## WHAT IS ASKED:
Each entry that follows must be output without any deviation.

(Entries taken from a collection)

— BEGIN —

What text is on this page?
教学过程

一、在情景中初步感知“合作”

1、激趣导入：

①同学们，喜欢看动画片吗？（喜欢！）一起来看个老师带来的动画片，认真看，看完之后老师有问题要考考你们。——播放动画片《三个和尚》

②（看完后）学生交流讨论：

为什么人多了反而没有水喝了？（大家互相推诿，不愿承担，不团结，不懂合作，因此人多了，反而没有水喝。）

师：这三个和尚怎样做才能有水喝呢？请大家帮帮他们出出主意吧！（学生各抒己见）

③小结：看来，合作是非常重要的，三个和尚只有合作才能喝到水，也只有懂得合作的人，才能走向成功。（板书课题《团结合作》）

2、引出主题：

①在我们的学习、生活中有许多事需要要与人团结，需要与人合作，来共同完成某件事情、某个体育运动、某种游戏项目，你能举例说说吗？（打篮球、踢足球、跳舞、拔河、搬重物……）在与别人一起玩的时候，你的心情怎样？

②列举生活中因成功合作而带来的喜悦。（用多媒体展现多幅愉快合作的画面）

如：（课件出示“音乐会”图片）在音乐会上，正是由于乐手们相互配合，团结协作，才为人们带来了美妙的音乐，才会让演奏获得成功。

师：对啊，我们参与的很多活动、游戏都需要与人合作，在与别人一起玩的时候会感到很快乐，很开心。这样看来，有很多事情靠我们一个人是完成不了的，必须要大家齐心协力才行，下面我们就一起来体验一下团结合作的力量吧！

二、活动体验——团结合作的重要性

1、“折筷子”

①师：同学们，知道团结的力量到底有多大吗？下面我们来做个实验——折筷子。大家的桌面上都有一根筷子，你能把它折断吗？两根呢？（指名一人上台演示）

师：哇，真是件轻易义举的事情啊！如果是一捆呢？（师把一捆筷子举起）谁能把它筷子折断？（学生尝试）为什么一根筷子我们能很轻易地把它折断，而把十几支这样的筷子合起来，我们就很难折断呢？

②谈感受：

— END —

## WRITTEN SOLUTION:
What text is on this page?
教学过程

一、在情景中初步感知“合作”

1、激趣导入：

①同学们，喜欢看动画片吗？（喜欢！）一起来看个老师带来的动画片，认真看，看完之后老师有问题要考考你们。——播放动画片《三个和尚》

②（看完后）学生交流讨论：

为什么人多了反而没有水喝了？（大家互相推诿，不愿承担，不团结，不懂合作，因此人多了，反而没有水喝。）

师：这三个和尚怎样做才能有水喝呢？请大家帮帮他们出出主意吧！（学生各抒己见）

③小结：看来，合作是非常重要的，三个和尚只有合作才能喝到水，也只有懂得合作的人，才能走向成功。（板书课题《团结合作》）

2、引出主题：

①在我们的学习、生活中有许多事需要要与人团结，需要与人合作，来共同完成某件事情、某个体育运动、某种游戏项目，你能举例说说吗？（打篮球、踢足球、跳舞、拔河、搬重物……）在与别人一起玩的时候，你的心情怎样？

②列举生活中因成功合作而带来的喜悦。（用多媒体展现多幅愉快合作的画面）

如：（课件出示“音乐会”图片）在音乐会上，正是由于乐手们相互配合，团结协作，才为人们带来了美妙的音乐，才会让演奏获得成功。

师：对啊，我们参与的很多活动、游戏都需要与人合作，在与别人一起玩的时候会感到很快乐，很开心。这样看来，有很多事情靠我们一个人是完成不了的，必须要大家齐心协力才行，下面我们就一起来体验一下团结合作的力量吧！

二、活动体验——团结合作的重要性

1、“折筷子”

①师：同学们，知道团结的力量到底有多大吗？下面我们来做个实验——折筷子。大家的桌面上都有一根筷子，你能把它折断吗？两根呢？（指名一人上台演示）

师：哇，真是件轻易义举的事情啊！如果是一捆呢？（师把一捆筷子举起）谁能把它筷子折断？（学生尝试）为什么一根筷子我们能很轻易地把它折断，而把十几支这样的筷子合起来，我们就很难折断呢？

②谈感受：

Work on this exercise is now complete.